Direction:
Format the entries between the start of the records and the line holding "cell-subject[interactable]: 前期工程费 (327, 245, 531, 282)", inclusive, as a JSON list of strings with one string per line and blank lines omitted.

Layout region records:
....
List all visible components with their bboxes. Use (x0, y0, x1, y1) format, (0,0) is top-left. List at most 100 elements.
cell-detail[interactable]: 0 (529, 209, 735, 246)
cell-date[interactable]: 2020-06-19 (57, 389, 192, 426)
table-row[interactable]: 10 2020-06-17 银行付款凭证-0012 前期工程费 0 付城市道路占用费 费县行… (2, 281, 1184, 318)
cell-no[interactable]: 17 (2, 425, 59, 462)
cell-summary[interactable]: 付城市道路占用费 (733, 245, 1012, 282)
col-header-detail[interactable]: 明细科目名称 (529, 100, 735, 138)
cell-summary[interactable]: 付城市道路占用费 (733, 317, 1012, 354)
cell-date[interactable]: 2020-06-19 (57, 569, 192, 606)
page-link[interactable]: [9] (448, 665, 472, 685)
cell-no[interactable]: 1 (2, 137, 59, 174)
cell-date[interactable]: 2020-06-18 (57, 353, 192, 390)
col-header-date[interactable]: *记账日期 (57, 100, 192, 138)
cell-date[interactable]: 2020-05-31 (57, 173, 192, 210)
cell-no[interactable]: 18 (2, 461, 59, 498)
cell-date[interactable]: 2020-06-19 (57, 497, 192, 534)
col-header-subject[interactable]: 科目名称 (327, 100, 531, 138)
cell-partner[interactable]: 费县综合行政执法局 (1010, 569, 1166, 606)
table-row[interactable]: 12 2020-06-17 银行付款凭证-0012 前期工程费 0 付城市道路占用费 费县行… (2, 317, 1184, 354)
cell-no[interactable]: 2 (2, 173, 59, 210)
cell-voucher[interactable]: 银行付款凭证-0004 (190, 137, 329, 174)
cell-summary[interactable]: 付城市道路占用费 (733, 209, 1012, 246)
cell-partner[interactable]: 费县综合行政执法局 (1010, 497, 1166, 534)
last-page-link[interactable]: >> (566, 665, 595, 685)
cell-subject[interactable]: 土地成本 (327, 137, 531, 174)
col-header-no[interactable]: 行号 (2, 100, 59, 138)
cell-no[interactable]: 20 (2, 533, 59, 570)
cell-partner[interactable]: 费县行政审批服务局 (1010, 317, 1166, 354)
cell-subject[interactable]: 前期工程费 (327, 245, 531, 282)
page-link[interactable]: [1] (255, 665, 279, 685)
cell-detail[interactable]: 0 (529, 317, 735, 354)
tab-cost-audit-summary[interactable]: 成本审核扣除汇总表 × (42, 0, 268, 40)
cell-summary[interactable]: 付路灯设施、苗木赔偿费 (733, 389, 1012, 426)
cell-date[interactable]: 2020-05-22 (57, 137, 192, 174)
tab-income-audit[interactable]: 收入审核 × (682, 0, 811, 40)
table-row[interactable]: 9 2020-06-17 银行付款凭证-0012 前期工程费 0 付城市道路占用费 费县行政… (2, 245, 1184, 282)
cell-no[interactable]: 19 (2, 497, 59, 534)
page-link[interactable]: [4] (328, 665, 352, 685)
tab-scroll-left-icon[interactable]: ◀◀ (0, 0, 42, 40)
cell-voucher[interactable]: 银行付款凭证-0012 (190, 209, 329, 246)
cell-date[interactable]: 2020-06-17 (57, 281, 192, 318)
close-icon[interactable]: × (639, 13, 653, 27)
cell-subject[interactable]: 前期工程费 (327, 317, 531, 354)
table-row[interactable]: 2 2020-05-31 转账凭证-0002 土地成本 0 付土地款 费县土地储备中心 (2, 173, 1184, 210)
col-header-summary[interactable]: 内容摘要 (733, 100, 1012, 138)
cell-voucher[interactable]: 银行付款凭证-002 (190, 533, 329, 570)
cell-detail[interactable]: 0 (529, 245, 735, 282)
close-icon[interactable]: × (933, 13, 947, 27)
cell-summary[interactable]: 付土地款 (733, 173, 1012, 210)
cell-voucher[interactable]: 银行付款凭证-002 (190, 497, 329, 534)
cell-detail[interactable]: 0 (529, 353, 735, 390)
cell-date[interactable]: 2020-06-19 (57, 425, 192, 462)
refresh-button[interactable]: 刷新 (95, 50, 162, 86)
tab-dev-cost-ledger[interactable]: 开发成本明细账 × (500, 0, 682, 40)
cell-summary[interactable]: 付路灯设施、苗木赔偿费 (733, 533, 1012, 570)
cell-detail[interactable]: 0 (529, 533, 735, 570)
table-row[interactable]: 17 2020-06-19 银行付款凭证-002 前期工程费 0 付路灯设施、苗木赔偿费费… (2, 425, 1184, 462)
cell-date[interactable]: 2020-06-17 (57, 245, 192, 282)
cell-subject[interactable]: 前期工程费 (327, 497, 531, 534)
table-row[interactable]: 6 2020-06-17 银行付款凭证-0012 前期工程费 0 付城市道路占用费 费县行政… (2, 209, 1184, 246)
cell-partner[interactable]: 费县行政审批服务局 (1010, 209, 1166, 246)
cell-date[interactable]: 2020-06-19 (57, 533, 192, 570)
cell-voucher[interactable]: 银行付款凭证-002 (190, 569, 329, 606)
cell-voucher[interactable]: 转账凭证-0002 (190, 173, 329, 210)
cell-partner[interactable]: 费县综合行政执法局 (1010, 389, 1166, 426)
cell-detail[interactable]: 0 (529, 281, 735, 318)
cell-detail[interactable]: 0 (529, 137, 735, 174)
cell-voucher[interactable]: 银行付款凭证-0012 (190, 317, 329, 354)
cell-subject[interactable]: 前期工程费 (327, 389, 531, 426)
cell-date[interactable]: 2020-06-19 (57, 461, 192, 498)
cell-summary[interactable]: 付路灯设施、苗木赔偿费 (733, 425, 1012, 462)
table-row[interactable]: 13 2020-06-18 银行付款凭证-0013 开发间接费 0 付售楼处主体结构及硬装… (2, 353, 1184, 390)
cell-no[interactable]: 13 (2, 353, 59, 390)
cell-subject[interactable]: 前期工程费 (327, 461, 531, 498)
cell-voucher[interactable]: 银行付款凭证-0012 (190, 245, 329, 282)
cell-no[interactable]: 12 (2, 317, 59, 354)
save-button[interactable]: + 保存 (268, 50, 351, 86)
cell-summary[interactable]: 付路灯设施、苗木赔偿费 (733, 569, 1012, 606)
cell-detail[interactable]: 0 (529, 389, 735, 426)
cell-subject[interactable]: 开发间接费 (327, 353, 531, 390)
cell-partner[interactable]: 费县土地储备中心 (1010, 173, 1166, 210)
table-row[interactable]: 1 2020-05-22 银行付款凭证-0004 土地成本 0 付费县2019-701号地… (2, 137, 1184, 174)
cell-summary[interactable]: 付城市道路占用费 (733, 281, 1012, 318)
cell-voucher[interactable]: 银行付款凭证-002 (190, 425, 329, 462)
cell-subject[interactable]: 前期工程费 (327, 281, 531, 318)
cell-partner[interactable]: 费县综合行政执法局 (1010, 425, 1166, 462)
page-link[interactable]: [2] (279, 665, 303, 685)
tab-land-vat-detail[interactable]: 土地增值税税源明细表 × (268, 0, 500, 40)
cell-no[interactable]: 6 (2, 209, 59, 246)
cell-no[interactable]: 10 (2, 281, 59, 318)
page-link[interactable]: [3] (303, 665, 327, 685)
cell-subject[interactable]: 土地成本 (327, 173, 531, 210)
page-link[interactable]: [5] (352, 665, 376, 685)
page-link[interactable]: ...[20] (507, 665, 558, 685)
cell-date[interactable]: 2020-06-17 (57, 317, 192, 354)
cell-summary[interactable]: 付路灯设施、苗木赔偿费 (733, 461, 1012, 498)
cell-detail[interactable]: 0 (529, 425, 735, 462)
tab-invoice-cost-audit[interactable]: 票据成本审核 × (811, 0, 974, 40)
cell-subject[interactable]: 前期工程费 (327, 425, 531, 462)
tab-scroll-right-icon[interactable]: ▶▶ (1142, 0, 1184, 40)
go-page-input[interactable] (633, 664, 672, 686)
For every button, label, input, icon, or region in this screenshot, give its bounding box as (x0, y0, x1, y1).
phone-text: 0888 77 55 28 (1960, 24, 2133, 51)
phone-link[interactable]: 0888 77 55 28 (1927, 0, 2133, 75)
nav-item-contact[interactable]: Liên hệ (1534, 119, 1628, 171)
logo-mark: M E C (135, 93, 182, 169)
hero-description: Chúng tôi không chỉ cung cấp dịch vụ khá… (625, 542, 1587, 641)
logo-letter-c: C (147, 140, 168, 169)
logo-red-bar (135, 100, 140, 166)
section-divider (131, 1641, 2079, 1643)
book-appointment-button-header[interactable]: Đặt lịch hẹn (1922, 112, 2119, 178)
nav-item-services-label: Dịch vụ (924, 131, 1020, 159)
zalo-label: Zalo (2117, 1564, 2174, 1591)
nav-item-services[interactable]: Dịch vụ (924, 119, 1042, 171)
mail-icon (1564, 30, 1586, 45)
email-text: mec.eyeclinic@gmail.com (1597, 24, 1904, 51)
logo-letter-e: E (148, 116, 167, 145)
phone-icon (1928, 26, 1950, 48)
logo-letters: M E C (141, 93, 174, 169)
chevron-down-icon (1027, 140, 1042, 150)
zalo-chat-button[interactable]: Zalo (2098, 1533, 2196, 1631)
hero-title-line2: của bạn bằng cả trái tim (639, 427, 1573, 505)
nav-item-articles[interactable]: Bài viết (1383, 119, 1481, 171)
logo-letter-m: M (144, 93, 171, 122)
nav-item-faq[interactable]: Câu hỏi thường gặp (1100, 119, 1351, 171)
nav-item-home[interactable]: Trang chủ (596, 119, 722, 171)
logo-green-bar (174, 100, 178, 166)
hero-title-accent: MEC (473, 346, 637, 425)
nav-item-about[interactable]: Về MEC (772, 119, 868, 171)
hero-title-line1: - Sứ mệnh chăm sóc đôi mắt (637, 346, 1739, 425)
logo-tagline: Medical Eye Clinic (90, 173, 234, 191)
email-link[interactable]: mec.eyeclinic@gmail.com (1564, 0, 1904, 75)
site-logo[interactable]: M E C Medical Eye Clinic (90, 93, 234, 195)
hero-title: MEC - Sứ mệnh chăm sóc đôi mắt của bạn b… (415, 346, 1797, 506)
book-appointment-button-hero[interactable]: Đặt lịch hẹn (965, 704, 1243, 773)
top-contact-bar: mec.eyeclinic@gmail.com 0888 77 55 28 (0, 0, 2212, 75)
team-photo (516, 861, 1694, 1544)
....
Exercise result:
[
  "List all visible components with their bboxes. Use (x0, y0, x1, y1) format, (0,0) is top-left. List at most 100 elements.",
  "cell-detail[interactable]: 0 (529, 209, 735, 246)",
  "cell-date[interactable]: 2020-06-19 (57, 389, 192, 426)",
  "table-row[interactable]: 10 2020-06-17 银行付款凭证-0012 前期工程费 0 付城市道路占用费 费县行… (2, 281, 1184, 318)",
  "cell-no[interactable]: 17 (2, 425, 59, 462)",
  "cell-summary[interactable]: 付城市道路占用费 (733, 245, 1012, 282)",
  "col-header-detail[interactable]: 明细科目名称 (529, 100, 735, 138)",
  "cell-summary[interactable]: 付城市道路占用费 (733, 317, 1012, 354)",
  "cell-date[interactable]: 2020-06-19 (57, 569, 192, 606)",
  "page-link[interactable]: [9] (448, 665, 472, 685)",
  "cell-no[interactable]: 1 (2, 137, 59, 174)",
  "cell-date[interactable]: 2020-06-18 (57, 353, 192, 390)",
  "col-header-date[interactable]: *记账日期 (57, 100, 192, 138)",
  "cell-date[interactable]: 2020-05-31 (57, 173, 192, 210)",
  "cell-no[interactable]: 18 (2, 461, 59, 498)",
  "cell-date[interactable]: 2020-06-19 (57, 497, 192, 534)",
  "col-header-subject[interactable]: 科目名称 (327, 100, 531, 138)",
  "cell-partner[interactable]: 费县综合行政执法局 (1010, 569, 1166, 606)",
  "table-row[interactable]: 12 2020-06-17 银行付款凭证-0012 前期工程费 0 付城市道路占用费 费县行… (2, 317, 1184, 354)",
  "cell-no[interactable]: 2 (2, 173, 59, 210)",
  "cell-voucher[interactable]: 银行付款凭证-0004 (190, 137, 329, 174)",
  "cell-summary[interactable]: 付城市道路占用费 (733, 209, 1012, 246)",
  "cell-partner[interactable]: 费县综合行政执法局 (1010, 497, 1166, 534)",
  "last-page-link[interactable]: >> (566, 665, 595, 685)",
  "cell-subject[interactable]: 土地成本 (327, 137, 531, 174)",
  "col-header-no[interactable]: 行号 (2, 100, 59, 138)",
  "cell-no[interactable]: 20 (2, 533, 59, 570)",
  "cell-partner[interactable]: 费县行政审批服务局 (1010, 317, 1166, 354)",
  "cell-subject[interactable]: 前期工程费 (327, 245, 531, 282)"
]